Requirement:
Every entry must be echoed exactly.

[Chart and figure data]
^^^^^^^^^^^^^^^^
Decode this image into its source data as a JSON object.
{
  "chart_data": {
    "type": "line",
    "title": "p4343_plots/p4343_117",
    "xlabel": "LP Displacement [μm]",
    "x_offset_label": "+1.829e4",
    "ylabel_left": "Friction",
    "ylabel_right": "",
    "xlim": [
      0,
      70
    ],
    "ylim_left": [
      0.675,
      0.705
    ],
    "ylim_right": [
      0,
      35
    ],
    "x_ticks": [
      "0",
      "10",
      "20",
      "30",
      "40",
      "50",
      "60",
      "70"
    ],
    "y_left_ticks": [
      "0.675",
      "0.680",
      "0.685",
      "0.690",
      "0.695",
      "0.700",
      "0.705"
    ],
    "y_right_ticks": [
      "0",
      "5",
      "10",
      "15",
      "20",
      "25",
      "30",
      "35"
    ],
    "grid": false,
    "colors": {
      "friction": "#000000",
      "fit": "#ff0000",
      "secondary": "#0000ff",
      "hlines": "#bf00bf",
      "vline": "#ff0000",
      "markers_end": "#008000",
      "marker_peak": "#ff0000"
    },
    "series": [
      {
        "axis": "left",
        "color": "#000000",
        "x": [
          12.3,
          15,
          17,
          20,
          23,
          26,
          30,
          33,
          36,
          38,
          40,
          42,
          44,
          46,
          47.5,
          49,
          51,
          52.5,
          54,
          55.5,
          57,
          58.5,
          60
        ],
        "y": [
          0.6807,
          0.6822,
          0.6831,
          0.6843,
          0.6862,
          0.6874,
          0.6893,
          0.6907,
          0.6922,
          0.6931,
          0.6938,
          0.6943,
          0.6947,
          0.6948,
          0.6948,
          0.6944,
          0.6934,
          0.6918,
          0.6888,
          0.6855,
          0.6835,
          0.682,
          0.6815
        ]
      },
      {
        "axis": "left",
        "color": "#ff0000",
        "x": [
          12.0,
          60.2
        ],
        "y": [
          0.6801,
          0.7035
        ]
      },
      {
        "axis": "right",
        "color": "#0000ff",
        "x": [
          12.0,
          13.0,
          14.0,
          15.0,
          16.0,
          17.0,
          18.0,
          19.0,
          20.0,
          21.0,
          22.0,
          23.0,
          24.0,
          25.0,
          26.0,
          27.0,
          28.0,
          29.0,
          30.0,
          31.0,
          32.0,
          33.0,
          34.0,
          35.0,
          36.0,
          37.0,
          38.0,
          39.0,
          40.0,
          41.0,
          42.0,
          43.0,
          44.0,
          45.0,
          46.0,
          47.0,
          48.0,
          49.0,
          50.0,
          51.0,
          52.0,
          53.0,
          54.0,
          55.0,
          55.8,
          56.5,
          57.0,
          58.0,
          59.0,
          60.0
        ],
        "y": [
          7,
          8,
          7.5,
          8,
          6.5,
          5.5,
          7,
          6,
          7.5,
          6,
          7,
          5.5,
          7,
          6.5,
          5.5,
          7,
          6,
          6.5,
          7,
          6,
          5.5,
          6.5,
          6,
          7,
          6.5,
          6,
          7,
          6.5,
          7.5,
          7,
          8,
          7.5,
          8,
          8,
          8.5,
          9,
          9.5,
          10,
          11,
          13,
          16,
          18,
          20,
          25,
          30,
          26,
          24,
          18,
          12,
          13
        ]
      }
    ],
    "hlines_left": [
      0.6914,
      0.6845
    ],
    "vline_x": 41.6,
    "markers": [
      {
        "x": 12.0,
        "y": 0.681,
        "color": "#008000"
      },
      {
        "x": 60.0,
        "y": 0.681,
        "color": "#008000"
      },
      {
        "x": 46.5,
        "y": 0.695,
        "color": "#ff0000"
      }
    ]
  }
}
^^^^^^^^^^^^^^^^
Full output:
Decode this image into its source data as a JSON object.
{
  "chart_data": {
    "type": "line",
    "title": "p4343_plots/p4343_117",
    "xlabel": "LP Displacement [μm]",
    "x_offset_label": "+1.829e4",
    "ylabel_left": "Friction",
    "ylabel_right": "",
    "xlim": [
      0,
      70
    ],
    "ylim_left": [
      0.675,
      0.705
    ],
    "ylim_right": [
      0,
      35
    ],
    "x_ticks": [
      "0",
      "10",
      "20",
      "30",
      "40",
      "50",
      "60",
      "70"
    ],
    "y_left_ticks": [
      "0.675",
      "0.680",
      "0.685",
      "0.690",
      "0.695",
      "0.700",
      "0.705"
    ],
    "y_right_ticks": [
      "0",
      "5",
      "10",
      "15",
      "20",
      "25",
      "30",
      "35"
    ],
    "grid": false,
    "colors": {
      "friction": "#000000",
      "fit": "#ff0000",
      "secondary": "#0000ff",
      "hlines": "#bf00bf",
      "vline": "#ff0000",
      "markers_end": "#008000",
      "marker_peak": "#ff0000"
    },
    "series": [
      {
        "axis": "left",
        "color": "#000000",
        "x": [
          12.3,
          15,
          17,
          20,
          23,
          26,
          30,
          33,
          36,
          38,
          40,
          42,
          44,
          46,
          47.5,
          49,
          51,
          52.5,
          54,
          55.5,
          57,
          58.5,
          60
        ],
        "y": [
          0.6807,
          0.6822,
          0.6831,
          0.6843,
          0.6862,
          0.6874,
          0.6893,
          0.6907,
          0.6922,
          0.6931,
          0.6938,
          0.6943,
          0.6947,
          0.6948,
          0.6948,
          0.6944,
          0.6934,
          0.6918,
          0.6888,
          0.6855,
          0.6835,
          0.682,
          0.6815
        ]
      },
      {
        "axis": "left",
        "color": "#ff0000",
        "x": [
          12.0,
          60.2
        ],
        "y": [
          0.6801,
          0.7035
        ]
      },
      {
        "axis": "right",
        "color": "#0000ff",
        "x": [
          12.0,
          13.0,
          14.0,
          15.0,
          16.0,
          17.0,
          18.0,
          19.0,
          20.0,
          21.0,
          22.0,
          23.0,
          24.0,
          25.0,
          26.0,
          27.0,
          28.0,
          29.0,
          30.0,
          31.0,
          32.0,
          33.0,
          34.0,
          35.0,
          36.0,
          37.0,
          38.0,
          39.0,
          40.0,
          41.0,
          42.0,
          43.0,
          44.0,
          45.0,
          46.0,
          47.0,
          48.0,
          49.0,
          50.0,
          51.0,
          52.0,
          53.0,
          54.0,
          55.0,
          55.8,
          56.5,
          57.0,
          58.0,
          59.0,
          60.0
        ],
        "y": [
          7,
          8,
          7.5,
          8,
          6.5,
          5.5,
          7,
          6,
          7.5,
          6,
          7,
          5.5,
          7,
          6.5,
          5.5,
          7,
          6,
          6.5,
          7,
          6,
          5.5,
          6.5,
          6,
          7,
          6.5,
          6,
          7,
          6.5,
          7.5,
          7,
          8,
          7.5,
          8,
          8,
          8.5,
          9,
          9.5,
          10,
          11,
          13,
          16,
          18,
          20,
          25,
          30,
          26,
          24,
          18,
          12,
          13
        ]
      }
    ],
    "hlines_left": [
      0.6914,
      0.6845
    ],
    "vline_x": 41.6,
    "markers": [
      {
        "x": 12.0,
        "y": 0.681,
        "color": "#008000"
      },
      {
        "x": 60.0,
        "y": 0.681,
        "color": "#008000"
      },
      {
        "x": 46.5,
        "y": 0.695,
        "color": "#ff0000"
      }
    ]
  }
}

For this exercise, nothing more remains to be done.